[Records from a data collection]
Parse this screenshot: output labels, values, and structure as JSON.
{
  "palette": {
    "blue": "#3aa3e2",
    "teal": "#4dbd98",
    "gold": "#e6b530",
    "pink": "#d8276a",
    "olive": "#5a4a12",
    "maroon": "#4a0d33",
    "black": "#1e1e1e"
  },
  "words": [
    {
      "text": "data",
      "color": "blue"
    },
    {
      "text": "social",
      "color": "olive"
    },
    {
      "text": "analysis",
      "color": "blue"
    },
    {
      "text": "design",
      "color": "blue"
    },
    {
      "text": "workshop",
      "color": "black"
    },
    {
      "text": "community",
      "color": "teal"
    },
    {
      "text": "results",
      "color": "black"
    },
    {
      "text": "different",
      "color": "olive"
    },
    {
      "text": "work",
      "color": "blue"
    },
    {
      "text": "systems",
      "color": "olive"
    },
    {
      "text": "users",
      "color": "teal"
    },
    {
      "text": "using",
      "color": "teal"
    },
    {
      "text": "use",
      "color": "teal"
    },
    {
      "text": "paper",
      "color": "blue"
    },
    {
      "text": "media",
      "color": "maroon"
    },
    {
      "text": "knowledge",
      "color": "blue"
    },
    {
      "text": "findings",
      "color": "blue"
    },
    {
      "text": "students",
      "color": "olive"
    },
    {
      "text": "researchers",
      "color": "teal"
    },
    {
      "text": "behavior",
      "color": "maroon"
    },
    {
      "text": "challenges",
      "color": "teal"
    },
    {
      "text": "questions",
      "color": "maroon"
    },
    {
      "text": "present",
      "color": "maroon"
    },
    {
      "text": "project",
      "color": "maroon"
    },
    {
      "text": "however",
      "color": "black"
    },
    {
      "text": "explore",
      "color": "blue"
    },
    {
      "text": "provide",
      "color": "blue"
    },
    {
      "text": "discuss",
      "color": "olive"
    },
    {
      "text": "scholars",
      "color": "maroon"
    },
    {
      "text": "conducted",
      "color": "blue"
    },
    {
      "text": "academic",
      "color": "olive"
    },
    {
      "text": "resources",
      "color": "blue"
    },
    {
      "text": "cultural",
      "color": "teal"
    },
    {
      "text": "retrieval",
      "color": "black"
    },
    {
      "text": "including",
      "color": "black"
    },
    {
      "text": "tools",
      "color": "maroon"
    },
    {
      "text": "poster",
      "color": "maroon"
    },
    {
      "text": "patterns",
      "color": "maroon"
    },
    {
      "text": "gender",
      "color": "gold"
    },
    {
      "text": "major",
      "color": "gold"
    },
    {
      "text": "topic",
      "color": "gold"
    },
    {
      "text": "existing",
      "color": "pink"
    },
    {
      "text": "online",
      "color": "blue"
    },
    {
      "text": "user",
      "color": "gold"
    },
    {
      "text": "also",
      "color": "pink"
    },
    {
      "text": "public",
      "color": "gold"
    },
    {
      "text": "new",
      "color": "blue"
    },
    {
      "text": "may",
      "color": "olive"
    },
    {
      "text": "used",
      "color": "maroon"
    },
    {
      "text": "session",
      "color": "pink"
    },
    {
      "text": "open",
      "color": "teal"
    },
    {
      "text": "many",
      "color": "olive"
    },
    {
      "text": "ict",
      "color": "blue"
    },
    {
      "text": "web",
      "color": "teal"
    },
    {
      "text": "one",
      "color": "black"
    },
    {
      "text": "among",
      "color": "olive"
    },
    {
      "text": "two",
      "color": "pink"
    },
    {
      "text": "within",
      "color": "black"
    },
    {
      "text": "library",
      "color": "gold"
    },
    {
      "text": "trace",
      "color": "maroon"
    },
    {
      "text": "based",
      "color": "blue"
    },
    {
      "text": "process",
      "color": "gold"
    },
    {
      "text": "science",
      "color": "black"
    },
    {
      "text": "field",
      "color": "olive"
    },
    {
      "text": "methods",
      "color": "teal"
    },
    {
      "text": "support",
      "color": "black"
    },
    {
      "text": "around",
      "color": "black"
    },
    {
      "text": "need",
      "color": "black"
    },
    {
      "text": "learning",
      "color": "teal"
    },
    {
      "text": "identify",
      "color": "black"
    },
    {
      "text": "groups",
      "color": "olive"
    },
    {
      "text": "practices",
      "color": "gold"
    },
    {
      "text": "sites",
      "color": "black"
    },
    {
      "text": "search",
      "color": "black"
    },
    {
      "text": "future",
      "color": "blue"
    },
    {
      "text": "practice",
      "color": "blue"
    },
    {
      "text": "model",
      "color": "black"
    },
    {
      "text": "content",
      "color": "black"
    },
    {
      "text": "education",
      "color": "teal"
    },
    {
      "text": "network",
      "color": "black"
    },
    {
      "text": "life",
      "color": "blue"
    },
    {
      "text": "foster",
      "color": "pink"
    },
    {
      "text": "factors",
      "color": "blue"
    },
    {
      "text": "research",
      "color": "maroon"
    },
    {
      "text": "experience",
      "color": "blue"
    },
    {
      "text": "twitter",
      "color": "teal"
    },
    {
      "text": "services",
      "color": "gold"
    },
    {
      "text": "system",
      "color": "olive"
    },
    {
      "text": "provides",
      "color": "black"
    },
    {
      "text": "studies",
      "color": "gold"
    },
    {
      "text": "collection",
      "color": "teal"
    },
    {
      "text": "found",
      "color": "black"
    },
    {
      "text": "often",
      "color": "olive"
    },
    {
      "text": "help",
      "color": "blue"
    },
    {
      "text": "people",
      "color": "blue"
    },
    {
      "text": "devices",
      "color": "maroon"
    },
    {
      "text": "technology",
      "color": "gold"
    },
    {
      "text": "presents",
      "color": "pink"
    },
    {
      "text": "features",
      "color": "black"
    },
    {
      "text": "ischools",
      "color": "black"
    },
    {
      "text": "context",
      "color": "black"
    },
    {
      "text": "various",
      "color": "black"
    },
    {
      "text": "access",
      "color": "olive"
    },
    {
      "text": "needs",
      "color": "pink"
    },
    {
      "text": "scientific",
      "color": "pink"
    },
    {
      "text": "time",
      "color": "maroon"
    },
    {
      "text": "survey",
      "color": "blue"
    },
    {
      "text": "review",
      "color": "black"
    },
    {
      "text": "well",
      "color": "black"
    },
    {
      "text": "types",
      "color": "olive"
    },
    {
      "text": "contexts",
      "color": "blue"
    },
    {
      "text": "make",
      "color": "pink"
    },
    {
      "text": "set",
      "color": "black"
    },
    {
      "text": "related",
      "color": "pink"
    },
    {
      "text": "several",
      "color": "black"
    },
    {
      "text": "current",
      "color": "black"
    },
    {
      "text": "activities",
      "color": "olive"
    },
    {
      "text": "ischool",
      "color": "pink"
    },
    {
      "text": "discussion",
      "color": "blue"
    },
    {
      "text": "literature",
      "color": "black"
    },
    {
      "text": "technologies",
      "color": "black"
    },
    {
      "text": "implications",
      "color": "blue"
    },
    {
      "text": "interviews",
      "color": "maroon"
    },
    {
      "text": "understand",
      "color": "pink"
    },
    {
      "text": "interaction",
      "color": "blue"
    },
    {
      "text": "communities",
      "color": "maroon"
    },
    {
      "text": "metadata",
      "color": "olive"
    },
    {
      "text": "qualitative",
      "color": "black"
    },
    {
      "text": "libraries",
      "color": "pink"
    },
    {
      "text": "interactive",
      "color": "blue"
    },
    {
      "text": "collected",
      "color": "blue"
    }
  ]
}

▸ **DIRECTIONS**: Write the listing out again, exactly as it reads.

▸ **TASK OUTPUT**:
Parse this screenshot: output labels, values, and structure as JSON.
{
  "palette": {
    "blue": "#3aa3e2",
    "teal": "#4dbd98",
    "gold": "#e6b530",
    "pink": "#d8276a",
    "olive": "#5a4a12",
    "maroon": "#4a0d33",
    "black": "#1e1e1e"
  },
  "words": [
    {
      "text": "data",
      "color": "blue"
    },
    {
      "text": "social",
      "color": "olive"
    },
    {
      "text": "analysis",
      "color": "blue"
    },
    {
      "text": "design",
      "color": "blue"
    },
    {
      "text": "workshop",
      "color": "black"
    },
    {
      "text": "community",
      "color": "teal"
    },
    {
      "text": "results",
      "color": "black"
    },
    {
      "text": "different",
      "color": "olive"
    },
    {
      "text": "work",
      "color": "blue"
    },
    {
      "text": "systems",
      "color": "olive"
    },
    {
      "text": "users",
      "color": "teal"
    },
    {
      "text": "using",
      "color": "teal"
    },
    {
      "text": "use",
      "color": "teal"
    },
    {
      "text": "paper",
      "color": "blue"
    },
    {
      "text": "media",
      "color": "maroon"
    },
    {
      "text": "knowledge",
      "color": "blue"
    },
    {
      "text": "findings",
      "color": "blue"
    },
    {
      "text": "students",
      "color": "olive"
    },
    {
      "text": "researchers",
      "color": "teal"
    },
    {
      "text": "behavior",
      "color": "maroon"
    },
    {
      "text": "challenges",
      "color": "teal"
    },
    {
      "text": "questions",
      "color": "maroon"
    },
    {
      "text": "present",
      "color": "maroon"
    },
    {
      "text": "project",
      "color": "maroon"
    },
    {
      "text": "however",
      "color": "black"
    },
    {
      "text": "explore",
      "color": "blue"
    },
    {
      "text": "provide",
      "color": "blue"
    },
    {
      "text": "discuss",
      "color": "olive"
    },
    {
      "text": "scholars",
      "color": "maroon"
    },
    {
      "text": "conducted",
      "color": "blue"
    },
    {
      "text": "academic",
      "color": "olive"
    },
    {
      "text": "resources",
      "color": "blue"
    },
    {
      "text": "cultural",
      "color": "teal"
    },
    {
      "text": "retrieval",
      "color": "black"
    },
    {
      "text": "including",
      "color": "black"
    },
    {
      "text": "tools",
      "color": "maroon"
    },
    {
      "text": "poster",
      "color": "maroon"
    },
    {
      "text": "patterns",
      "color": "maroon"
    },
    {
      "text": "gender",
      "color": "gold"
    },
    {
      "text": "major",
      "color": "gold"
    },
    {
      "text": "topic",
      "color": "gold"
    },
    {
      "text": "existing",
      "color": "pink"
    },
    {
      "text": "online",
      "color": "blue"
    },
    {
      "text": "user",
      "color": "gold"
    },
    {
      "text": "also",
      "color": "pink"
    },
    {
      "text": "public",
      "color": "gold"
    },
    {
      "text": "new",
      "color": "blue"
    },
    {
      "text": "may",
      "color": "olive"
    },
    {
      "text": "used",
      "color": "maroon"
    },
    {
      "text": "session",
      "color": "pink"
    },
    {
      "text": "open",
      "color": "teal"
    },
    {
      "text": "many",
      "color": "olive"
    },
    {
      "text": "ict",
      "color": "blue"
    },
    {
      "text": "web",
      "color": "teal"
    },
    {
      "text": "one",
      "color": "black"
    },
    {
      "text": "among",
      "color": "olive"
    },
    {
      "text": "two",
      "color": "pink"
    },
    {
      "text": "within",
      "color": "black"
    },
    {
      "text": "library",
      "color": "gold"
    },
    {
      "text": "trace",
      "color": "maroon"
    },
    {
      "text": "based",
      "color": "blue"
    },
    {
      "text": "process",
      "color": "gold"
    },
    {
      "text": "science",
      "color": "black"
    },
    {
      "text": "field",
      "color": "olive"
    },
    {
      "text": "methods",
      "color": "teal"
    },
    {
      "text": "support",
      "color": "black"
    },
    {
      "text": "around",
      "color": "black"
    },
    {
      "text": "need",
      "color": "black"
    },
    {
      "text": "learning",
      "color": "teal"
    },
    {
      "text": "identify",
      "color": "black"
    },
    {
      "text": "groups",
      "color": "olive"
    },
    {
      "text": "practices",
      "color": "gold"
    },
    {
      "text": "sites",
      "color": "black"
    },
    {
      "text": "search",
      "color": "black"
    },
    {
      "text": "future",
      "color": "blue"
    },
    {
      "text": "practice",
      "color": "blue"
    },
    {
      "text": "model",
      "color": "black"
    },
    {
      "text": "content",
      "color": "black"
    },
    {
      "text": "education",
      "color": "teal"
    },
    {
      "text": "network",
      "color": "black"
    },
    {
      "text": "life",
      "color": "blue"
    },
    {
      "text": "foster",
      "color": "pink"
    },
    {
      "text": "factors",
      "color": "blue"
    },
    {
      "text": "research",
      "color": "maroon"
    },
    {
      "text": "experience",
      "color": "blue"
    },
    {
      "text": "twitter",
      "color": "teal"
    },
    {
      "text": "services",
      "color": "gold"
    },
    {
      "text": "system",
      "color": "olive"
    },
    {
      "text": "provides",
      "color": "black"
    },
    {
      "text": "studies",
      "color": "gold"
    },
    {
      "text": "collection",
      "color": "teal"
    },
    {
      "text": "found",
      "color": "black"
    },
    {
      "text": "often",
      "color": "olive"
    },
    {
      "text": "help",
      "color": "blue"
    },
    {
      "text": "people",
      "color": "blue"
    },
    {
      "text": "devices",
      "color": "maroon"
    },
    {
      "text": "technology",
      "color": "gold"
    },
    {
      "text": "presents",
      "color": "pink"
    },
    {
      "text": "features",
      "color": "black"
    },
    {
      "text": "ischools",
      "color": "black"
    },
    {
      "text": "context",
      "color": "black"
    },
    {
      "text": "various",
      "color": "black"
    },
    {
      "text": "access",
      "color": "olive"
    },
    {
      "text": "needs",
      "color": "pink"
    },
    {
      "text": "scientific",
      "color": "pink"
    },
    {
      "text": "time",
      "color": "maroon"
    },
    {
      "text": "survey",
      "color": "blue"
    },
    {
      "text": "review",
      "color": "black"
    },
    {
      "text": "well",
      "color": "black"
    },
    {
      "text": "types",
      "color": "olive"
    },
    {
      "text": "contexts",
      "color": "blue"
    },
    {
      "text": "make",
      "color": "pink"
    },
    {
      "text": "set",
      "color": "black"
    },
    {
      "text": "related",
      "color": "pink"
    },
    {
      "text": "several",
      "color": "black"
    },
    {
      "text": "current",
      "color": "black"
    },
    {
      "text": "activities",
      "color": "olive"
    },
    {
      "text": "ischool",
      "color": "pink"
    },
    {
      "text": "discussion",
      "color": "blue"
    },
    {
      "text": "literature",
      "color": "black"
    },
    {
      "text": "technologies",
      "color": "black"
    },
    {
      "text": "implications",
      "color": "blue"
    },
    {
      "text": "interviews",
      "color": "maroon"
    },
    {
      "text": "understand",
      "color": "pink"
    },
    {
      "text": "interaction",
      "color": "blue"
    },
    {
      "text": "communities",
      "color": "maroon"
    },
    {
      "text": "metadata",
      "color": "olive"
    },
    {
      "text": "qualitative",
      "color": "black"
    },
    {
      "text": "libraries",
      "color": "pink"
    },
    {
      "text": "interactive",
      "color": "blue"
    },
    {
      "text": "collected",
      "color": "blue"
    }
  ]
}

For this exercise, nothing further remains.